*Passage shown*
((

I woke up at 2am on Friday morning, unable to sleep with last minute ideas. We headed to the airport at 8am and I booked my luggage through from East London to Inchon (South Korea). As I was standing there, a curveball was thrown in my direction and landed perfectly in the middle of my chest… BOOM! Instant adrenaline-rush of fear.

I received an email from the academy I was going to be working for. It was a basic outline of what training would entail and how I would need to do an online test on Sunday before I began their training on Monday. At the end of this email they stated that “depending on the outcome of your training in Seoul we will decide as to if you are employed with us or not”… I read those few lines as if I’d been given a life sentence in a Syrian prison. Pure panic. There I sat with my tickets in hand, waiting for my boarding call as the hair on my neckline stood on edge. Going to a foreign country in Asia, YES ASIA, not knowing anyone and being highly dependent on this job to be the real-deal when I arrive. However, there was nothing I could do about it. As much as I wanted to, I could not back out or run away.

))

*Supplied records*
((

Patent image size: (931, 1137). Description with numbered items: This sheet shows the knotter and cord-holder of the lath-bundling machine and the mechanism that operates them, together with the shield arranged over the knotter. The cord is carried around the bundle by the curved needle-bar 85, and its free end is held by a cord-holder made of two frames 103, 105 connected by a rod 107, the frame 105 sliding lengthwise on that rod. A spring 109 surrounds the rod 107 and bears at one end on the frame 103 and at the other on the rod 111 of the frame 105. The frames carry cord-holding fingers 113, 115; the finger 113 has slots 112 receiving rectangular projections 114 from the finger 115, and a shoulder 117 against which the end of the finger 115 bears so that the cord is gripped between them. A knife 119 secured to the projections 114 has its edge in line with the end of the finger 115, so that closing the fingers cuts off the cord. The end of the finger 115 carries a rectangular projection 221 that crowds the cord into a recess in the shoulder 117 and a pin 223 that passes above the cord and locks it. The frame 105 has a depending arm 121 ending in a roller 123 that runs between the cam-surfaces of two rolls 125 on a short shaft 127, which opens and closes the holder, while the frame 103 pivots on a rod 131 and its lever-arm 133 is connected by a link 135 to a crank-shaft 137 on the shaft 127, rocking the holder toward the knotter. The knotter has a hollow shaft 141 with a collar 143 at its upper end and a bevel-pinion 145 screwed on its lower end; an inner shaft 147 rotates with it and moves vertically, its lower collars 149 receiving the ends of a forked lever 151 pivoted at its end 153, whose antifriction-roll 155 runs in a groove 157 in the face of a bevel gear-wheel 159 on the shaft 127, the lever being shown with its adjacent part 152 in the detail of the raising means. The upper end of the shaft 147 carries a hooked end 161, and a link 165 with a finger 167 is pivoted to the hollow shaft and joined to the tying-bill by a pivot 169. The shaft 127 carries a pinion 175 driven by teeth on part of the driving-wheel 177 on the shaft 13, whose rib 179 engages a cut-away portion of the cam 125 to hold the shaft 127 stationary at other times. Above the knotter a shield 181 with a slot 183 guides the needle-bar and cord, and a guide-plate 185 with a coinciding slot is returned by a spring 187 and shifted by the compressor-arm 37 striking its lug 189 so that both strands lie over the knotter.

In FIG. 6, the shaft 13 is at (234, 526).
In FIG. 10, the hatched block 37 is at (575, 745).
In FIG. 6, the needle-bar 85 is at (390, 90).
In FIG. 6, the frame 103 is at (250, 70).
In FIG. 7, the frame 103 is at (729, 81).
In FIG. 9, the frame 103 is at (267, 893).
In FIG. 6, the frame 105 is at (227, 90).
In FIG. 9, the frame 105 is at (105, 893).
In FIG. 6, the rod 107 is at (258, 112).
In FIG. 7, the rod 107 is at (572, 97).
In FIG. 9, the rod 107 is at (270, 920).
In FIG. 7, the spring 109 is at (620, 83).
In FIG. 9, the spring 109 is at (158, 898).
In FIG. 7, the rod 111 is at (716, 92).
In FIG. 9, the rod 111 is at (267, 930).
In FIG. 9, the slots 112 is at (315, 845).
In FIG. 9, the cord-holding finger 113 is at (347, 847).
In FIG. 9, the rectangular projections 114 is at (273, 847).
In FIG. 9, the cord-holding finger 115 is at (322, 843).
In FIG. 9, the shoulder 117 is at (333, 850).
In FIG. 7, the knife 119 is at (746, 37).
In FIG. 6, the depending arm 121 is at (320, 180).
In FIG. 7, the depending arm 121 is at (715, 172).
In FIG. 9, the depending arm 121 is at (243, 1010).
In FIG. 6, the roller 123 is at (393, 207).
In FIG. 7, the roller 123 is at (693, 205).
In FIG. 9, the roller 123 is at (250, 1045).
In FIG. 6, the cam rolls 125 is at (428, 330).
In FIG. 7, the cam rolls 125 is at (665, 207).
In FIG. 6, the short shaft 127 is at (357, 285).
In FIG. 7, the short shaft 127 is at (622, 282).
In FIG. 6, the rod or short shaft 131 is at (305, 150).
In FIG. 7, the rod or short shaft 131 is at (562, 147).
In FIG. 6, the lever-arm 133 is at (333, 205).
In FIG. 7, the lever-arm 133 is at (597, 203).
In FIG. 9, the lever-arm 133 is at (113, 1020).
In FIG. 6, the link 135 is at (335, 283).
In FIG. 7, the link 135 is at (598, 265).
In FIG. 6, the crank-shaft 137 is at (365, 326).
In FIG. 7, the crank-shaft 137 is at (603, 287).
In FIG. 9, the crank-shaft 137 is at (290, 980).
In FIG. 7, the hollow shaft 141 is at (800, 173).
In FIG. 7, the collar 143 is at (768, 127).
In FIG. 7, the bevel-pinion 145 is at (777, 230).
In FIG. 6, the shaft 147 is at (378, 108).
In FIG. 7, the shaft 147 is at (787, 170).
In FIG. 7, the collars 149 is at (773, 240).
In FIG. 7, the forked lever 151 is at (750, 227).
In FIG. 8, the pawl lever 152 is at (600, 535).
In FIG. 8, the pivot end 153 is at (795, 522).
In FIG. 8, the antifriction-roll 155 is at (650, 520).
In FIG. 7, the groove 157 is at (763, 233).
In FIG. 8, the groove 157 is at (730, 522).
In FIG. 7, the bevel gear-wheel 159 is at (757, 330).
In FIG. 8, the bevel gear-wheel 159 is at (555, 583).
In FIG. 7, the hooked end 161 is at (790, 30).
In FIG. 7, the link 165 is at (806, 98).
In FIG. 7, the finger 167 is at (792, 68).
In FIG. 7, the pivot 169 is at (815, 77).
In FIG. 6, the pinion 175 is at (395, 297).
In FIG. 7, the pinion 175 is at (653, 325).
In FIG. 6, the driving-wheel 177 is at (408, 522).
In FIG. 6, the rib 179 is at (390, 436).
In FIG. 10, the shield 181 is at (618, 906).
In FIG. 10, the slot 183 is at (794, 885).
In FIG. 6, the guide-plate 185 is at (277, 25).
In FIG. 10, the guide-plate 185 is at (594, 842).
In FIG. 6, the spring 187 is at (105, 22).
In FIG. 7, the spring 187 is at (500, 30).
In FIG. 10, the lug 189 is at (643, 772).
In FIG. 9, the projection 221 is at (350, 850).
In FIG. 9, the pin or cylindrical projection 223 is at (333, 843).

))

*Given request*
In the airport account, what day was the online test supposed to be taken? Answer from the passage only.

*Task solution*
Sunday